Estratto fornito:
Il testo del decreto che sarà varato la settimana prossima
nuovi tetti alla spesa per i libri di testo, più assunzioni e finanziamenti alle scuole. Il governo sta per varare una mezza rivoluzione. Il provvedimento, ancora allo studio dei tecnici del ministro Maria Chiara Carrozza, andrà in Consiglio dei ministri martedì prossimo, come annunciato dallo stesso premier Enrico Letta. E promette di intervenire su tutta una serie di questioni non più rinviabili. I nuovi tetti alla spese per i libri di testo verranno salutati con favore dalle famiglie. Le assunzioni di insegnanti e dirigenti scolastici daranno maggiore stabilità a tutto il mondo della scuola, ma alcuni provvedimenti sull’orario dei docenti rischiano di incendiare l’avvio dell’anno scolastico.
LIBRI DI TESTO E FONDI
Si lavora per ridurre la spesa complessiva delle famiglie per l’acquisto dei libri di testo. Il governo potrebbe introdurre un tetto di spesa, oltre che per i testi indicati come “da acquistare”, anche per i cosiddetti libri ”consigliati” e a corredo: vocabolari, manuali e atlanti. In arrivo anche un incremento dei fondi per le cosiddette “spese di funzionamento” (toner, fotocopie…), che attraverso il “contributo volontario” richiesto ai genitori, ogni anno, finiscono per pesare sulle famiglie.

Dettagli del compito:
Rispondi alle seguenti domande basandoti sull'estratto sul decreto scuola.
(a) In quale giorno il provvedimento andrà in Consiglio dei ministri?
(b) Quali provvedimenti rischiano di incendiare l'avvio dell'anno scolastico?
(c) Oltre ai testi "da acquistare", per quali libri il governo potrebbe introdurre un tetto di spesa?
I dati provengono da una fonte diversa dall'estratto.

Informazioni estratte:

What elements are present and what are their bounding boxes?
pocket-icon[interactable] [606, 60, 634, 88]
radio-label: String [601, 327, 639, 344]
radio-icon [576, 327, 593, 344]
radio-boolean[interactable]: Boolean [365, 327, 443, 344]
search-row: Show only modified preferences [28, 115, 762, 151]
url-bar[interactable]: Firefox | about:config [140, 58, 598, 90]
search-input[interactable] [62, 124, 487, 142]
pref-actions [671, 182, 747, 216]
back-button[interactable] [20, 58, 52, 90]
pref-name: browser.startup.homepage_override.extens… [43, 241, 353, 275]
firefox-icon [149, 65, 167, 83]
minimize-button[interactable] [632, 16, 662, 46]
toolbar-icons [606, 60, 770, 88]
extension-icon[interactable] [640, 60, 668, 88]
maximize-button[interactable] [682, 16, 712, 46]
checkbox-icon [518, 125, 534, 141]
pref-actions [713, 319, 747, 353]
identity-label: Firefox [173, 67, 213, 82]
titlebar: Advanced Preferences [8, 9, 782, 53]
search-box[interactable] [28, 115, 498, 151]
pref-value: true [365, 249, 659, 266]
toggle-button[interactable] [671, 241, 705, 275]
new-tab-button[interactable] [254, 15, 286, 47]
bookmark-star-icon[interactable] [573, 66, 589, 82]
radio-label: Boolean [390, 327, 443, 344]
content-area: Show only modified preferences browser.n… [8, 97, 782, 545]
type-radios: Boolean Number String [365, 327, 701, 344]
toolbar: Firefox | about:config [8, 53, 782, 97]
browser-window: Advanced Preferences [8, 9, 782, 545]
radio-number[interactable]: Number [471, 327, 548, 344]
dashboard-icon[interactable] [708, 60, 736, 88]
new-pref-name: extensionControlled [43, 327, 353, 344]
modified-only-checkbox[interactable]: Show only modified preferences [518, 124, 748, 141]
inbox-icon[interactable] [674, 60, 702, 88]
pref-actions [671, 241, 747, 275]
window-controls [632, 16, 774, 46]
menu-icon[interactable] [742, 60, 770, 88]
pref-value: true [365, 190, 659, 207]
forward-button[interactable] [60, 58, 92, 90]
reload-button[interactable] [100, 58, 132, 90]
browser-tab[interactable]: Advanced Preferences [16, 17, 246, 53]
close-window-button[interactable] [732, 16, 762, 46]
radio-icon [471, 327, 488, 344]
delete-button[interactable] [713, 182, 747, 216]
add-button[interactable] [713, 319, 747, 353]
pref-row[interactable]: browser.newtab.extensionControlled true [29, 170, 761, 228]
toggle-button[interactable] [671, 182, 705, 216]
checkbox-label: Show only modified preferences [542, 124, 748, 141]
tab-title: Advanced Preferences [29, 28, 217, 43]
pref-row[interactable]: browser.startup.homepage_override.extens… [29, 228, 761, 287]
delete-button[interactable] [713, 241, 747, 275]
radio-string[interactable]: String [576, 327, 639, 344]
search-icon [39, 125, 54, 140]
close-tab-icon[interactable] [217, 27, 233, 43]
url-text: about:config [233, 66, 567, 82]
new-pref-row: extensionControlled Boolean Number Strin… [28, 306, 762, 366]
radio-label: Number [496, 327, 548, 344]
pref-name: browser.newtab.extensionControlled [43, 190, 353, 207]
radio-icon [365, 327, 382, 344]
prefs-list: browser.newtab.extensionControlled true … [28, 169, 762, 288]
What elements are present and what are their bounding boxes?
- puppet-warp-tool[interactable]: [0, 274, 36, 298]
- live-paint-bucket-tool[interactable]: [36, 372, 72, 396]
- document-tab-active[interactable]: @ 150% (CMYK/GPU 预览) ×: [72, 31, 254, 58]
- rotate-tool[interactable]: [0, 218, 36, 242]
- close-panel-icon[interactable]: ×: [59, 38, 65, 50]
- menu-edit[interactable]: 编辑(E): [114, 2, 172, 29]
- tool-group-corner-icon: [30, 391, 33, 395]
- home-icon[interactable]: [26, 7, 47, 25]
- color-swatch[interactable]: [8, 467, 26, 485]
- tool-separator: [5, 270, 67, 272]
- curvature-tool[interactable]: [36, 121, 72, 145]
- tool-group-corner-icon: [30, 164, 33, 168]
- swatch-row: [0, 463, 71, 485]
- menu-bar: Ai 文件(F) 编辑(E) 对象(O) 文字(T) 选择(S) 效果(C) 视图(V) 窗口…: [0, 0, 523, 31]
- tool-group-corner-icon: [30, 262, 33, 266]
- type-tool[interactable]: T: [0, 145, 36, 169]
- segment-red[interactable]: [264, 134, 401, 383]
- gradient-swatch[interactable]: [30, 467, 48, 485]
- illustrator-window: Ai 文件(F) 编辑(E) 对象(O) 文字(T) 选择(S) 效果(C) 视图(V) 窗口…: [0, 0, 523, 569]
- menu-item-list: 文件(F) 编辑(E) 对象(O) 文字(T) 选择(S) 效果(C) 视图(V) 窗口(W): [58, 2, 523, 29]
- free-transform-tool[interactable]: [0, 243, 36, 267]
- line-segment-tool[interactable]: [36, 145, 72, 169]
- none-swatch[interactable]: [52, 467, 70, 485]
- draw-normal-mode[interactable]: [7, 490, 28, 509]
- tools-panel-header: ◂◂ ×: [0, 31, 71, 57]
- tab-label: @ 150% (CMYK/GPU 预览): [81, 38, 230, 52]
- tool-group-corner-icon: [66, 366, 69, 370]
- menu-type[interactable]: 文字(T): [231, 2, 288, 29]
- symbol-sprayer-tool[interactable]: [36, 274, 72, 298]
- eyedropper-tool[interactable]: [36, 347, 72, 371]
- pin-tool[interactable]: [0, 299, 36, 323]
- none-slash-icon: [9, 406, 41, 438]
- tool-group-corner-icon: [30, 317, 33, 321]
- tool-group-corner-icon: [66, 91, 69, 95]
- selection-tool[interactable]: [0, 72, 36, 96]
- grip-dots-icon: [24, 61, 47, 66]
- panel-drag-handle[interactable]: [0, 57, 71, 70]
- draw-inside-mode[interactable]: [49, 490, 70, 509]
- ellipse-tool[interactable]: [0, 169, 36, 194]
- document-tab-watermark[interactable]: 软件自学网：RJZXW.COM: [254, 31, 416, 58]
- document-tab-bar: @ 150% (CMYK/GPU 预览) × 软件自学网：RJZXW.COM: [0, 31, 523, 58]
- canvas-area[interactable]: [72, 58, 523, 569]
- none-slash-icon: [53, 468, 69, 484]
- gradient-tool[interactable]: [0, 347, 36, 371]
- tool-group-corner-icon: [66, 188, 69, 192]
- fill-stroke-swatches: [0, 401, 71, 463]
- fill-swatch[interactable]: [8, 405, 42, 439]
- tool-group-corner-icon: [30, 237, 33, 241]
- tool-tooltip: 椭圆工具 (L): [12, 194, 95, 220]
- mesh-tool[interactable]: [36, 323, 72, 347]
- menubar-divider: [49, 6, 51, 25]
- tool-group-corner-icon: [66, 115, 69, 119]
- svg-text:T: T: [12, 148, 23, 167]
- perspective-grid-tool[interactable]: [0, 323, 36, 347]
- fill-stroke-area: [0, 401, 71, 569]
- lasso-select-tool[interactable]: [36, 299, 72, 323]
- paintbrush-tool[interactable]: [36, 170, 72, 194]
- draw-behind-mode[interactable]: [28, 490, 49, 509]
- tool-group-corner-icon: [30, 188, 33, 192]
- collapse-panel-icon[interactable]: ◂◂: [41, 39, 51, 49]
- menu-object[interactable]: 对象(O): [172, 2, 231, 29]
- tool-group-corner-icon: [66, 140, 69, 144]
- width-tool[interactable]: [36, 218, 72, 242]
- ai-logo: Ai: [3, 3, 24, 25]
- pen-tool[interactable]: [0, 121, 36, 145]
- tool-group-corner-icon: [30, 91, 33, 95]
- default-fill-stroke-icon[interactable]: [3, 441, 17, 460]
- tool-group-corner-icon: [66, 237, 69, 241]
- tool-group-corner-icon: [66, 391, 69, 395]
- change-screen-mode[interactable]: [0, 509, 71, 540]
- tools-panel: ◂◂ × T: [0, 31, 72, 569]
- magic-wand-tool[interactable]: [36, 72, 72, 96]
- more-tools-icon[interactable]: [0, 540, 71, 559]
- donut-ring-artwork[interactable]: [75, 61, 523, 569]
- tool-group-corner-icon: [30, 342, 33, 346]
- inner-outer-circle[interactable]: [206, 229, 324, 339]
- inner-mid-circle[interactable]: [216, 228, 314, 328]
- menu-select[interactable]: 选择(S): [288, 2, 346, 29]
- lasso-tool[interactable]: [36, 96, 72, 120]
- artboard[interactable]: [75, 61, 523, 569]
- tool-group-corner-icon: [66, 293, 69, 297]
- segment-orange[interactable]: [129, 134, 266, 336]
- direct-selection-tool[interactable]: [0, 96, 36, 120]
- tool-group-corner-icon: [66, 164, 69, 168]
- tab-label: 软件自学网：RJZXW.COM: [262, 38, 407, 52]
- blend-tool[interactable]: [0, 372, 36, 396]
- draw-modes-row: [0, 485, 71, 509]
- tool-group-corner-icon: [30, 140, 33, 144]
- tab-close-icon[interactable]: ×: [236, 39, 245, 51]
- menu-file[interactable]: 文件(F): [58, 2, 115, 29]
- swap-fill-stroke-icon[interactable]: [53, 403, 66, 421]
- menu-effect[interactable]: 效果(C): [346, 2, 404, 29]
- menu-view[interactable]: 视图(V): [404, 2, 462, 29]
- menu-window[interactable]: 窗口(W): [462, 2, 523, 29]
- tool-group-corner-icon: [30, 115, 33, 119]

Risposta al problema:
(a) Martedì prossimo.
(b) Alcuni provvedimenti sull'orario dei docenti.
(c) Per i libri "consigliati" e a corredo: vocabolari, manuali e atlanti.